╭─ Exercise data

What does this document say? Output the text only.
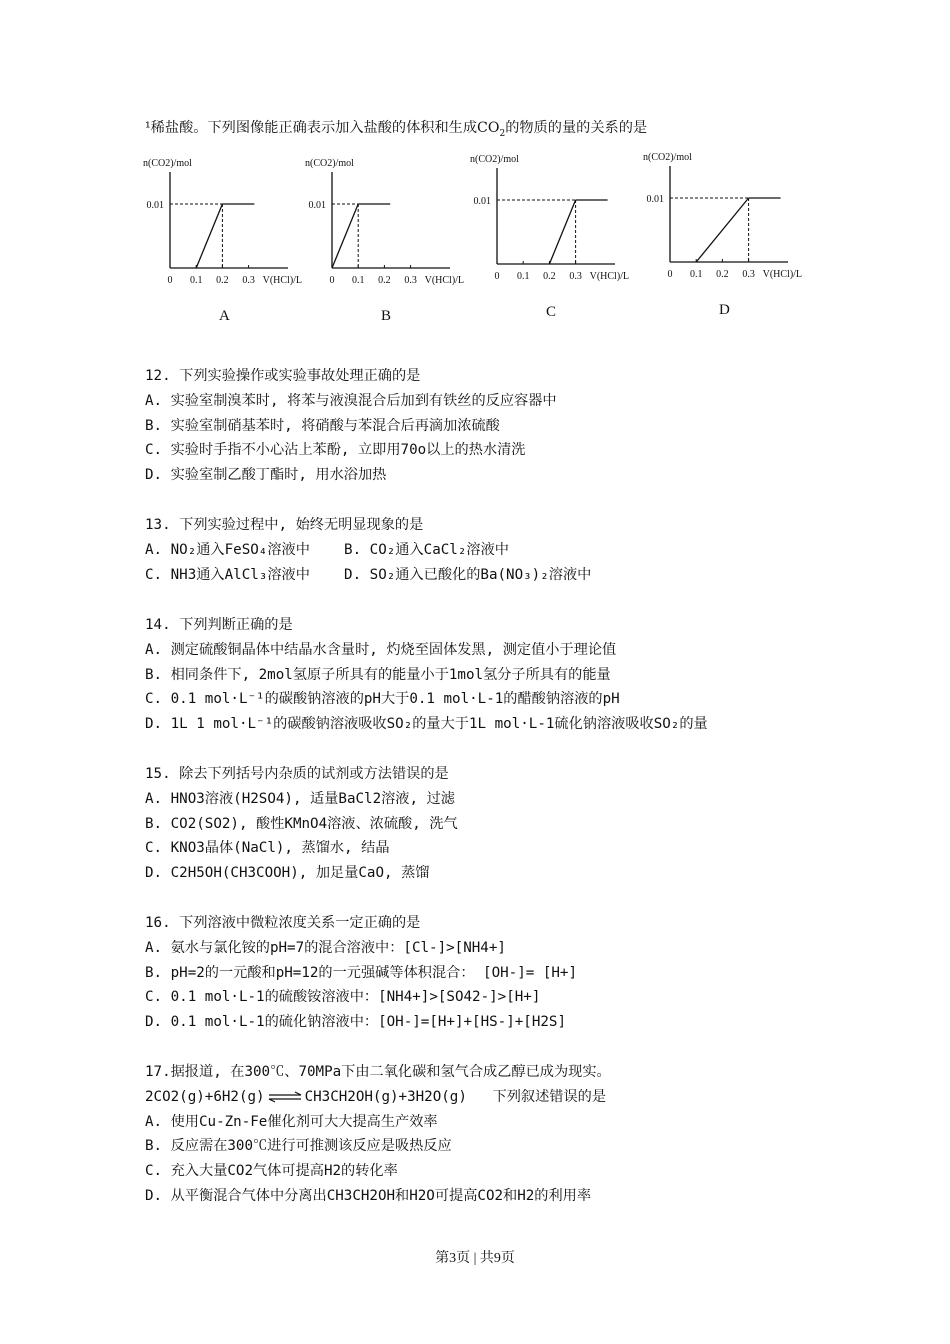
¹稀盐酸。下列图像能正确表示加入盐酸的体积和生成$CO_2$的物质的量的关系的是
n(CO2)/mol
0.01
0 0.1 0.2 0.3 V(HCl)/L
A
n(CO2)/mol
0.01
0 0.1 0.2 0.3 V(HCl)/L
B
n(CO2)/mol
0.01
0 0.1 0.2 0.3 V(HCl)/L
C
n(CO2)/mol
0.01
0 0.1 0.2 0.3 V(HCl)/L
D
12. 下列实验操作或实验事故处理正确的是
A. 实验室制溴苯时, 将苯与液溴混合后加到有铁丝的反应容器中
B. 实验室制硝基苯时, 将硝酸与苯混合后再滴加浓硫酸
C. 实验时手指不小心沾上苯酚, 立即用70o以上的热水清洗
D. 实验室制乙酸丁酯时, 用水浴加热
13. 下列实验过程中, 始终无明显现象的是
A. NO₂通入FeSO₄溶液中    B. CO₂通入CaCl₂溶液中
C. NH3通入AlCl₃溶液中    D. SO₂通入已酸化的Ba(NO₃)₂溶液中
14. 下列判断正确的是
A. 测定硫酸铜晶体中结晶水含量时, 灼烧至固体发黑, 测定值小于理论值
B. 相同条件下, 2mol氢原子所具有的能量小于1mol氢分子所具有的能量
C. 0.1 mol·L⁻¹的碳酸钠溶液的pH大于0.1 mol·L-1的醋酸钠溶液的pH
D. 1L 1 mol·L⁻¹的碳酸钠溶液吸收SO₂的量大于1L mol·L-1硫化钠溶液吸收SO₂的量
15. 除去下列括号内杂质的试剂或方法错误的是
A. HNO3溶液(H2SO4), 适量BaCl2溶液, 过滤
B. CO2(SO2), 酸性KMnO4溶液、浓硫酸, 洗气
C. KNO3晶体(NaCl), 蒸馏水, 结晶
D. C2H5OH(CH3COOH), 加足量CaO, 蒸馏
16. 下列溶液中微粒浓度关系一定正确的是
A. 氨水与氯化铵的pH=7的混合溶液中：[Cl-]>[NH4+]
B. pH=2的一元酸和pH=12的一元强碱等体积混合： [OH-]= [H+]
C. 0.1 mol·L-1的硫酸铵溶液中：[NH4+]>[SO42-]>[H+]
D. 0.1 mol·L-1的硫化钠溶液中：[OH-]=[H+]+[HS-]+[H2S]
17.据报道, 在300℃、70MPa下由二氧化碳和氢气合成乙醇已成为现实。
2CO2(g)+6H2(g) ⇌ CH3CH2OH(g)+3H2O(g)   下列叙述错误的是
A. 使用Cu-Zn-Fe催化剂可大大提高生产效率
B. 反应需在300℃进行可推测该反应是吸热反应
C. 充入大量CO2气体可提高H2的转化率
D. 从平衡混合气体中分离出CH3CH2OH和H2O可提高CO2和H2的利用率
第3页 | 共9页
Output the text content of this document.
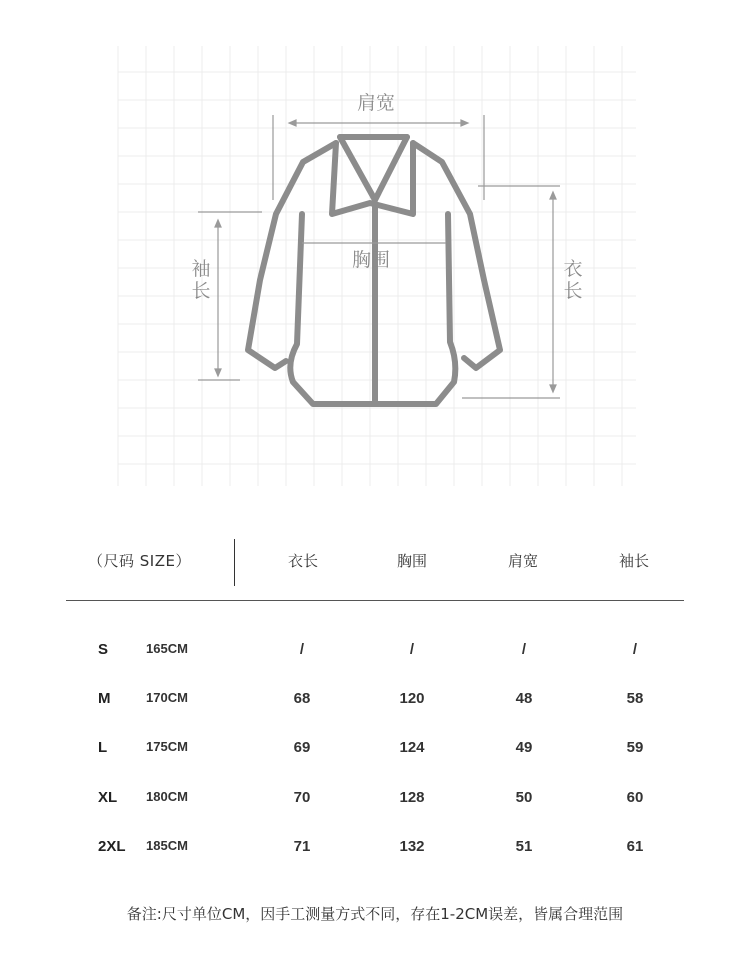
肩宽
胸围
袖长
衣长
（尺码 SIZE）	衣长	胸围	肩宽	袖长
S	165CM	/	/	/	/
M	170CM	68	120	48	58
L	175CM	69	124	49	59
XL 180CM	70	128	50	60
2XL 185CM	71	132	51	61
备注:尺寸单位CM，因手工测量方式不同，存在1-2CM误差，皆属合理范围
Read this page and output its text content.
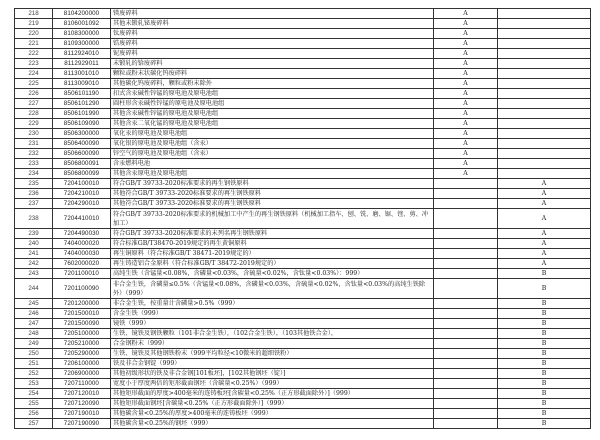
218	8104200000	镁废碎料	A	
219	8106001092	其他未锻轧铋废碎料	A	
220	8108300000	钛废碎料	A	
221	8109300000	锆废碎料	A	
222	8112924010	铌废碎料	A	
223	8112929011	未锻轧的铪废碎料	A	
224	8113001010	颗粒或粉末状碳化钨废碎料	A	
225	8113009010	其他碳化钨废碎料，颗粒或粉末除外	A	
226	8506101190	扣式含汞碱性锌锰的原电池及原电池组	A	
227	8506101290	圆柱形含汞碱性锌锰的原电池及原电池组	A	
228	8506101990	其他含汞碱性锌锰的原电池及原电池组	A	
229	8506109090	其他含汞二氧化锰的原电池及原电池组	A	
230	8506300000	氧化汞的原电池及原电池组	A	
231	8506400090	氧化银的原电池及原电池组（含汞）	A	
232	8506600090	锌空气的原电池及原电池组（含汞）	A	
233	8506800091	含汞燃料电池	A	
234	8506800099	其他含汞原电池及原电池组	A	
235	7204100010	符合GB/T 39733-2020标准要求的再生钢铁原料		A
236	7204210010	其他符合GB/T 39733-2020标准要求的再生钢铁原料		A
237	7204290010	其他符合GB/T 39733-2020标准要求的再生钢铁原料		A
238	7204410010	符合GB/T 39733-2020标准要求的机械加工中产生的再生钢铁原料（机械加工指车、刨、铣、磨、锯、锉、剪、冲加工）		A
239	7204490030	符合GB/T 39733-2020标准要求的未列名再生钢铁原料		A
240	7404000020	符合标准GB/T38470-2019规定的再生黄铜原料		A
241	7404000030	再生铜原料（符合标准GB/T 38471-2019规定的）		A
242	7602000020	再生铸造铝合金原料（符合标准GB/T 38472-2019规定的）		A
243	7201100010	高纯生铁（含锰量<0.08%，含磷量<0.03%，含硫量<0.02%，含钛量<0.03%）：999）		B
244	7201100090	非合金生铁，含磷量≤0.5%（含锰量<0.08%，含磷量<0.03%，含硫量<0.02%，含钛量<0.03%的高纯生铁除外）（999）		B
245	7201200000	非合金生铁，按重量计含磷量>0.5%（999）		B
246	7201500010	含金生铁（999）		B
247	7201500090	镜铁（999）		B
248	7205100000	生铁、镜铁及钢铁颗粒（101非合金生铁），（102合金生铁），（103其他铁合金），		B
249	7205210000	合金钢粉末（999）		B
250	7205290000	生铁、镜铁及其他钢铁粉末（999平均粒径<10微米的超细铁粉）		B
251	7206100000	铁及非合金钢锭（999）		B
252	7206900000	其他初级形状的铁及非合金钢[101板坯]，[102其他钢坯（锭）]		B
253	7207110000	宽度小于厚度两倍的矩形截面钢坯（含碳量<0.25%）（999）		B
254	7207120010	其他矩形截面的厚度>400毫米的连铸板坯[含碳量<0.25%（正方形截面除外）]（999）		B
255	7207120090	其他矩形截面钢坯[含碳量<0.25%（正方形截面除外）]（999）		B
256	7207190010	其他碳含量<0.25%的厚度>400毫米的连铸板坯（999）		B
257	7207190090	其他碳含量<0.25%的钢坯（999）		B
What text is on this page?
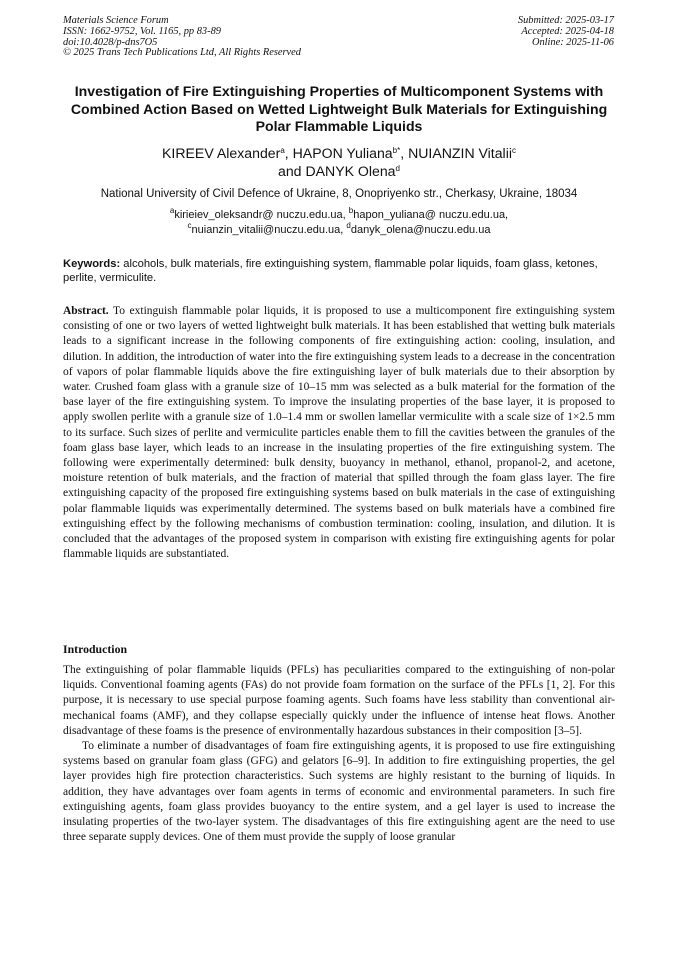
Materials Science Forum
ISSN: 1662-9752, Vol. 1165, pp 83-89
doi:10.4028/p-dns7O5
© 2025 Trans Tech Publications Ltd, All Rights Reserved
Submitted: 2025-03-17
Accepted: 2025-04-18
Online: 2025-11-06
Investigation of Fire Extinguishing Properties of Multicomponent Systems with Combined Action Based on Wetted Lightweight Bulk Materials for Extinguishing Polar Flammable Liquids
KIREEV Alexander$^a$, HAPON Yuliana$^{b*}$, NUIANZIN Vitalii$^c$
and DANYK Olena$^d$
National University of Civil Defence of Ukraine, 8, Onopriyenko str., Cherkasy, Ukraine, 18034
$^a$kirieiev_oleksandr@ nuczu.edu.ua, $^b$hapon_yuliana@ nuczu.edu.ua,
$^c$nuianzin_vitalii@nuczu.edu.ua, $^d$danyk_olena@nuczu.edu.ua
Keywords: alcohols, bulk materials, fire extinguishing system, flammable polar liquids, foam glass, ketones, perlite, vermiculite.
Abstract. To extinguish flammable polar liquids, it is proposed to use a multicomponent fire extinguishing system consisting of one or two layers of wetted lightweight bulk materials. It has been established that wetting bulk materials leads to a significant increase in the following components of fire extinguishing action: cooling, insulation, and dilution. In addition, the introduction of water into the fire extinguishing system leads to a decrease in the concentration of vapors of polar flammable liquids above the fire extinguishing layer of bulk materials due to their absorption by water. Crushed foam glass with a granule size of 10–15 mm was selected as a bulk material for the formation of the base layer of the fire extinguishing system. To improve the insulating properties of the base layer, it is proposed to apply swollen perlite with a granule size of 1.0–1.4 mm or swollen lamellar vermiculite with a scale size of 1×2.5 mm to its surface. Such sizes of perlite and vermiculite particles enable them to fill the cavities between the granules of the foam glass base layer, which leads to an increase in the insulating properties of the fire extinguishing system. The following were experimentally determined: bulk density, buoyancy in methanol, ethanol, propanol-2, and acetone, moisture retention of bulk materials, and the fraction of material that spilled through the foam glass layer. The fire extinguishing capacity of the proposed fire extinguishing systems based on bulk materials in the case of extinguishing polar flammable liquids was experimentally determined. The systems based on bulk materials have a combined fire extinguishing effect by the following mechanisms of combustion termination: cooling, insulation, and dilution. It is concluded that the advantages of the proposed system in comparison with existing fire extinguishing agents for polar flammable liquids are substantiated.
Introduction

The extinguishing of polar flammable liquids (PFLs) has peculiarities compared to the extinguishing of non-polar liquids. Conventional foaming agents (FAs) do not provide foam formation on the surface of the PFLs [1, 2]. For this purpose, it is necessary to use special purpose foaming agents. Such foams have less stability than conventional air-mechanical foams (AMF), and they collapse especially quickly under the influence of intense heat flows. Another disadvantage of these foams is the presence of environmentally hazardous substances in their composition [3–5].

To eliminate a number of disadvantages of foam fire extinguishing agents, it is proposed to use fire extinguishing systems based on granular foam glass (GFG) and gelators [6–9]. In addition to fire extinguishing properties, the gel layer provides high fire protection characteristics. Such systems are highly resistant to the burning of liquids. In addition, they have advantages over foam agents in terms of economic and environmental parameters. In such fire extinguishing agents, foam glass provides buoyancy to the entire system, and a gel layer is used to increase the insulating properties of the two-layer system. The disadvantages of this fire extinguishing agent are the need to use three separate supply devices. One of them must provide the supply of loose granular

╰─

Copy every line of the listing that contains the word "其他碳含量".

Result of the task:
256	7207190010	其他碳含量<0.25%的厚度>400毫米的连铸板坯（999）		B
257	7207190090	其他碳含量<0.25%的钢坯（999）		B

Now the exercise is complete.